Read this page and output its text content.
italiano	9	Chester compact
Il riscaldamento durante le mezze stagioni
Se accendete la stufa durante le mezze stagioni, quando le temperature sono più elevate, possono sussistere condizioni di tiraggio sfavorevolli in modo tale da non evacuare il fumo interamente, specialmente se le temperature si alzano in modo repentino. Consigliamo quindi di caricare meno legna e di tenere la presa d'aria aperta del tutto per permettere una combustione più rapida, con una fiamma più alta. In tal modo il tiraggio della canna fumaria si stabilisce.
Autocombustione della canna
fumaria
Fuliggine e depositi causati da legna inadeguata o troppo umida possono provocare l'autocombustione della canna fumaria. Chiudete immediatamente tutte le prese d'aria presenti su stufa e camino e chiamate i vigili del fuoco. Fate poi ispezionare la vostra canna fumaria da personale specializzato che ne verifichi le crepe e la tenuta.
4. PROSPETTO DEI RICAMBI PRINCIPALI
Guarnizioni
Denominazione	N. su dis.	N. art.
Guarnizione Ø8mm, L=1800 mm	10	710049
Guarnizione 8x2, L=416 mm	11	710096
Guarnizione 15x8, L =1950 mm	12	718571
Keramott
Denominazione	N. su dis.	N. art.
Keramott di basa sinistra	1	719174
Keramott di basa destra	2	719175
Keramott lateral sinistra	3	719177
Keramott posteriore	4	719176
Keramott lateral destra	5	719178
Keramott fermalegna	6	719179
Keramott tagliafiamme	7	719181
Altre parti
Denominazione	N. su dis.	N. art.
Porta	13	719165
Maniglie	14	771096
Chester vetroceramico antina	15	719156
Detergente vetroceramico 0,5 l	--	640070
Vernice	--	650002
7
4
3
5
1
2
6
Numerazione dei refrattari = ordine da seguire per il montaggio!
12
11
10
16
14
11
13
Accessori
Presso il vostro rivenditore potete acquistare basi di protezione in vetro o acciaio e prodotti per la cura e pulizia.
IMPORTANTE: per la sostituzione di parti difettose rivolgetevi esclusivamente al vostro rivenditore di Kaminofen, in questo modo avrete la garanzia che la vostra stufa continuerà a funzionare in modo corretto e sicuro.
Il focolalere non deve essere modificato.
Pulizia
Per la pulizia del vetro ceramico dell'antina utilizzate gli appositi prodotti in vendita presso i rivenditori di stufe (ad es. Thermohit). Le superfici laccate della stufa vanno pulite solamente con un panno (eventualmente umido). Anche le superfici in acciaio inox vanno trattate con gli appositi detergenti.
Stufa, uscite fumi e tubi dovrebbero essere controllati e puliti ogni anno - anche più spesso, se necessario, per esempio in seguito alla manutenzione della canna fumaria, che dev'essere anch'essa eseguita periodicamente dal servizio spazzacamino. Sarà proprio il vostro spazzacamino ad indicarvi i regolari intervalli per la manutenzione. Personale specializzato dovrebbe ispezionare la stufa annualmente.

□ □ □ □ □

The problem
Exactly as shown, repeat every record.

Problem solution
Read this page and output its text content.
italiano	9	Chester compact
Il riscaldamento durante le mezze stagioni
Se accendete la stufa durante le mezze stagioni, quando le temperature sono più elevate, possono sussistere condizioni di tiraggio sfavorevolli in modo tale da non evacuare il fumo interamente, specialmente se le temperature si alzano in modo repentino. Consigliamo quindi di caricare meno legna e di tenere la presa d'aria aperta del tutto per permettere una combustione più rapida, con una fiamma più alta. In tal modo il tiraggio della canna fumaria si stabilisce.
Autocombustione della canna
fumaria
Fuliggine e depositi causati da legna inadeguata o troppo umida possono provocare l'autocombustione della canna fumaria. Chiudete immediatamente tutte le prese d'aria presenti su stufa e camino e chiamate i vigili del fuoco. Fate poi ispezionare la vostra canna fumaria da personale specializzato che ne verifichi le crepe e la tenuta.
4. PROSPETTO DEI RICAMBI PRINCIPALI
Guarnizioni
Denominazione	N. su dis.	N. art.
Guarnizione Ø8mm, L=1800 mm	10	710049
Guarnizione 8x2, L=416 mm	11	710096
Guarnizione 15x8, L =1950 mm	12	718571
Keramott
Denominazione	N. su dis.	N. art.
Keramott di basa sinistra	1	719174
Keramott di basa destra	2	719175
Keramott lateral sinistra	3	719177
Keramott posteriore	4	719176
Keramott lateral destra	5	719178
Keramott fermalegna	6	719179
Keramott tagliafiamme	7	719181
Altre parti
Denominazione	N. su dis.	N. art.
Porta	13	719165
Maniglie	14	771096
Chester vetroceramico antina	15	719156
Detergente vetroceramico 0,5 l	--	640070
Vernice	--	650002
7
4
3
5
1
2
6
Numerazione dei refrattari = ordine da seguire per il montaggio!
12
11
10
16
14
11
13
Accessori
Presso il vostro rivenditore potete acquistare basi di protezione in vetro o acciaio e prodotti per la cura e pulizia.
IMPORTANTE: per la sostituzione di parti difettose rivolgetevi esclusivamente al vostro rivenditore di Kaminofen, in questo modo avrete la garanzia che la vostra stufa continuerà a funzionare in modo corretto e sicuro.
Il focolalere non deve essere modificato.
Pulizia
Per la pulizia del vetro ceramico dell'antina utilizzate gli appositi prodotti in vendita presso i rivenditori di stufe (ad es. Thermohit). Le superfici laccate della stufa vanno pulite solamente con un panno (eventualmente umido). Anche le superfici in acciaio inox vanno trattate con gli appositi detergenti.
Stufa, uscite fumi e tubi dovrebbero essere controllati e puliti ogni anno - anche più spesso, se necessario, per esempio in seguito alla manutenzione della canna fumaria, che dev'essere anch'essa eseguita periodicamente dal servizio spazzacamino. Sarà proprio il vostro spazzacamino ad indicarvi i regolari intervalli per la manutenzione. Personale specializzato dovrebbe ispezionare la stufa annualmente.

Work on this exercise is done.